[ASSIGNED TASK 1]:
Answer these questions about the endoscopic haemostasis passage, based on what it states:
(a) Which video-endoscope model was used for the endoscopy?
(b) In the Banding group, what was done with the endoscope after the MW tear was identified?
(c) What needle was used to inject the epinephrine solution?
[ASSIGNED TASK 2]: Write out the endoscopic haemostasis passage from "In patients from Banding" to "bands as required to obtain the haemostasis.", swapping "suction" for "negative pressure".

[GIVEN PASSAGE]:
——

The endoscopy was performed using an upper video-endoscope (GIF-Q180, Olympus Optical Co., Ltd., Tokyo, Japan), by five trained senior endoscopists (SL, MA, SR, EBS, SH). An endoscopic haemostasis was performed in patients with active bleeding (spurting or oozing) or with a visible vessel. Patients with adherent clots were only treated by endoscopy if an active bleeding was seen at the clot base. Endoscopists had the choice for the haemostatic procedure between a single band ligation (Banding group) and the association of hemoclip placement and epinephrine injection (H&E group).

In patients from Banding group, a single-band ligator was used with no overtube. After endoscopic identification of the MW tear, the endoscope was withdrawn and then reinserted after attachment of the band ligator. The hood of the ligating device was placed over the bleeding site or the visible vessel and then suction was applied to draw the bleeding mucosa into the banding cylinder. Clinicians could place as many bands as required to obtain the haemostasis.

In patients from H&E group, hemoclips (MDS50, Olympus) were applied to bleeding site with a clip application device (HX-3L, Olympus). Clinicians could place as many clips as required to obtain the haemostasis. An epinephrine injection was associated with the hemoclips placement in all patients from H&E group, before or after hemoclips placement, using a 1:10 000 solution of epinephrine injected into the surrounding area close to the bleeding point using a 23-gauge disposable needle (MTW, Wesel, Germany). The volume of injected epinephrine solution was decided by the endoscopist who performed the haemostasis procedure.

——

[SUPPLIED DATA]:
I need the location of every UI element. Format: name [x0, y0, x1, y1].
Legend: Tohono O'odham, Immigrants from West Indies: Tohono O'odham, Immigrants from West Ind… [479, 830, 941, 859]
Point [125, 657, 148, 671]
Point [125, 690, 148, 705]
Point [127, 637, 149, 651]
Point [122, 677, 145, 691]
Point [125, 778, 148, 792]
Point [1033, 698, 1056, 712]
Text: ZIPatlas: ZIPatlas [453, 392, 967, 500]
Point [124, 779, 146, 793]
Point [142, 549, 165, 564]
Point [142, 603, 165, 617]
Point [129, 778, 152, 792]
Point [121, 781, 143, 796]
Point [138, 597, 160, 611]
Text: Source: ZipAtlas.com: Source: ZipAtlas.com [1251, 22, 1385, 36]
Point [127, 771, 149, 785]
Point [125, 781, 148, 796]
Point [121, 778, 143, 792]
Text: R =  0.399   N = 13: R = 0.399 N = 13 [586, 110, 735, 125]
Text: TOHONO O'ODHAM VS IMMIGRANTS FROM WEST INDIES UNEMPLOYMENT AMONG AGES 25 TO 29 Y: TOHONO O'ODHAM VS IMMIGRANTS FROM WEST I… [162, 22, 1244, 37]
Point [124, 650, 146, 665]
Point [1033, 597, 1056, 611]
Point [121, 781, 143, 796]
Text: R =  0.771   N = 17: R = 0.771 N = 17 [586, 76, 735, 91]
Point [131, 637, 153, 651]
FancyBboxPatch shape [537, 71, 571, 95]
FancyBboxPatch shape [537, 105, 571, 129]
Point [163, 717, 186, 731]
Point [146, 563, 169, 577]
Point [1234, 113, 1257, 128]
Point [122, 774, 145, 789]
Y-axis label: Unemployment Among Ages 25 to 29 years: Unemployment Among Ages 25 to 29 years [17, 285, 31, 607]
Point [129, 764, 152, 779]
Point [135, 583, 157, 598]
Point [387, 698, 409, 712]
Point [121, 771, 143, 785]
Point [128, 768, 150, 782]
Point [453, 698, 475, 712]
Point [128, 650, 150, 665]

——

[TASK ANSWER 1]:
(a) The GIF-Q180 upper video-endoscope (Olympus Optical Co., Ltd., Tokyo, Japan).
(b) It was withdrawn and then reinserted after the band ligator was attached.
(c) A 23-gauge disposable needle (MTW, Wesel, Germany).

[TASK ANSWER 2]:
In patients from Banding group, a single-band ligator was used with no overtube. After endoscopic identification of the MW tear, the endoscope was withdrawn and then reinserted after attachment of the band ligator. The hood of the ligating device was placed over the bleeding site or the visible vessel and then negative pressure was applied to draw the bleeding mucosa into the banding cylinder. Clinicians could place as many bands as required to obtain the haemostasis.